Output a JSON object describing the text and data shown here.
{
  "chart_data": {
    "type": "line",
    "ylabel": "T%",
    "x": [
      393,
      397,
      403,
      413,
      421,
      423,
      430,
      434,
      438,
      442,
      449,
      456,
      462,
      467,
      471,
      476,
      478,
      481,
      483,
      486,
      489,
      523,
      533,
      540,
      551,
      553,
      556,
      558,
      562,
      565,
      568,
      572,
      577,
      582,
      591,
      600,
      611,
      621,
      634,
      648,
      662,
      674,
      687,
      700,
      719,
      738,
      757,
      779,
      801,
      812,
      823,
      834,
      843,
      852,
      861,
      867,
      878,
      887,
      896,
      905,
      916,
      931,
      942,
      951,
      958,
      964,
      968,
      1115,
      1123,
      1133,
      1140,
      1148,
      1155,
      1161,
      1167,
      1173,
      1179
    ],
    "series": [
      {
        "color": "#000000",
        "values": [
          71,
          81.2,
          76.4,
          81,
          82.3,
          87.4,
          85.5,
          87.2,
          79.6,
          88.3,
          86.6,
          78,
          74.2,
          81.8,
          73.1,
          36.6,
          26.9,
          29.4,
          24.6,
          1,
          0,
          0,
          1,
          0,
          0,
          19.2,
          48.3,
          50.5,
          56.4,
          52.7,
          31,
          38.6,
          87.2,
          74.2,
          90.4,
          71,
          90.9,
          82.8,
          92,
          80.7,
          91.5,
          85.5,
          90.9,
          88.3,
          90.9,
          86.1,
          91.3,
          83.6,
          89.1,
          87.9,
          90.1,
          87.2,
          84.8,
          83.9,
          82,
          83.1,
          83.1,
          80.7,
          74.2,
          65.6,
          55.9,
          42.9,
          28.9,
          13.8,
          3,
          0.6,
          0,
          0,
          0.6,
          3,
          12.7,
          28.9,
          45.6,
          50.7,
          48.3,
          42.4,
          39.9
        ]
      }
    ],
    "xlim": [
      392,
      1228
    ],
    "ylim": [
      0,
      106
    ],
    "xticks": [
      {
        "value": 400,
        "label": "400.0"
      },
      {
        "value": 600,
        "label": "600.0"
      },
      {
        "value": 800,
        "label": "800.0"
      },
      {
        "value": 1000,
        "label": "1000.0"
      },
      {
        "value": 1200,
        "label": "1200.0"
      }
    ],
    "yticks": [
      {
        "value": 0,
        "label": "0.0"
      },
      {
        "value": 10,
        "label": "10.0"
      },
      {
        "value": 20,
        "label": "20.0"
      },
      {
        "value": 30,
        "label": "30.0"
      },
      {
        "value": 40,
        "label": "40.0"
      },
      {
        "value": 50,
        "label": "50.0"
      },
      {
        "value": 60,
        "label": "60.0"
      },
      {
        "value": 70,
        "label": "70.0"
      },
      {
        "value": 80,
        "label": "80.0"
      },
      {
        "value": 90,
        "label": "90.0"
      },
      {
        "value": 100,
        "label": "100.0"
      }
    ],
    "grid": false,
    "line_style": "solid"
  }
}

————————

DO THIS: Retype every entry word for word.

RESULT OF THIS TASK:
Output a JSON object describing the text and data shown here.
{
  "chart_data": {
    "type": "line",
    "ylabel": "T%",
    "x": [
      393,
      397,
      403,
      413,
      421,
      423,
      430,
      434,
      438,
      442,
      449,
      456,
      462,
      467,
      471,
      476,
      478,
      481,
      483,
      486,
      489,
      523,
      533,
      540,
      551,
      553,
      556,
      558,
      562,
      565,
      568,
      572,
      577,
      582,
      591,
      600,
      611,
      621,
      634,
      648,
      662,
      674,
      687,
      700,
      719,
      738,
      757,
      779,
      801,
      812,
      823,
      834,
      843,
      852,
      861,
      867,
      878,
      887,
      896,
      905,
      916,
      931,
      942,
      951,
      958,
      964,
      968,
      1115,
      1123,
      1133,
      1140,
      1148,
      1155,
      1161,
      1167,
      1173,
      1179
    ],
    "series": [
      {
        "color": "#000000",
        "values": [
          71,
          81.2,
          76.4,
          81,
          82.3,
          87.4,
          85.5,
          87.2,
          79.6,
          88.3,
          86.6,
          78,
          74.2,
          81.8,
          73.1,
          36.6,
          26.9,
          29.4,
          24.6,
          1,
          0,
          0,
          1,
          0,
          0,
          19.2,
          48.3,
          50.5,
          56.4,
          52.7,
          31,
          38.6,
          87.2,
          74.2,
          90.4,
          71,
          90.9,
          82.8,
          92,
          80.7,
          91.5,
          85.5,
          90.9,
          88.3,
          90.9,
          86.1,
          91.3,
          83.6,
          89.1,
          87.9,
          90.1,
          87.2,
          84.8,
          83.9,
          82,
          83.1,
          83.1,
          80.7,
          74.2,
          65.6,
          55.9,
          42.9,
          28.9,
          13.8,
          3,
          0.6,
          0,
          0,
          0.6,
          3,
          12.7,
          28.9,
          45.6,
          50.7,
          48.3,
          42.4,
          39.9
        ]
      }
    ],
    "xlim": [
      392,
      1228
    ],
    "ylim": [
      0,
      106
    ],
    "xticks": [
      {
        "value": 400,
        "label": "400.0"
      },
      {
        "value": 600,
        "label": "600.0"
      },
      {
        "value": 800,
        "label": "800.0"
      },
      {
        "value": 1000,
        "label": "1000.0"
      },
      {
        "value": 1200,
        "label": "1200.0"
      }
    ],
    "yticks": [
      {
        "value": 0,
        "label": "0.0"
      },
      {
        "value": 10,
        "label": "10.0"
      },
      {
        "value": 20,
        "label": "20.0"
      },
      {
        "value": 30,
        "label": "30.0"
      },
      {
        "value": 40,
        "label": "40.0"
      },
      {
        "value": 50,
        "label": "50.0"
      },
      {
        "value": 60,
        "label": "60.0"
      },
      {
        "value": 70,
        "label": "70.0"
      },
      {
        "value": 80,
        "label": "80.0"
      },
      {
        "value": 90,
        "label": "90.0"
      },
      {
        "value": 100,
        "label": "100.0"
      }
    ],
    "grid": false,
    "line_style": "solid"
  }
}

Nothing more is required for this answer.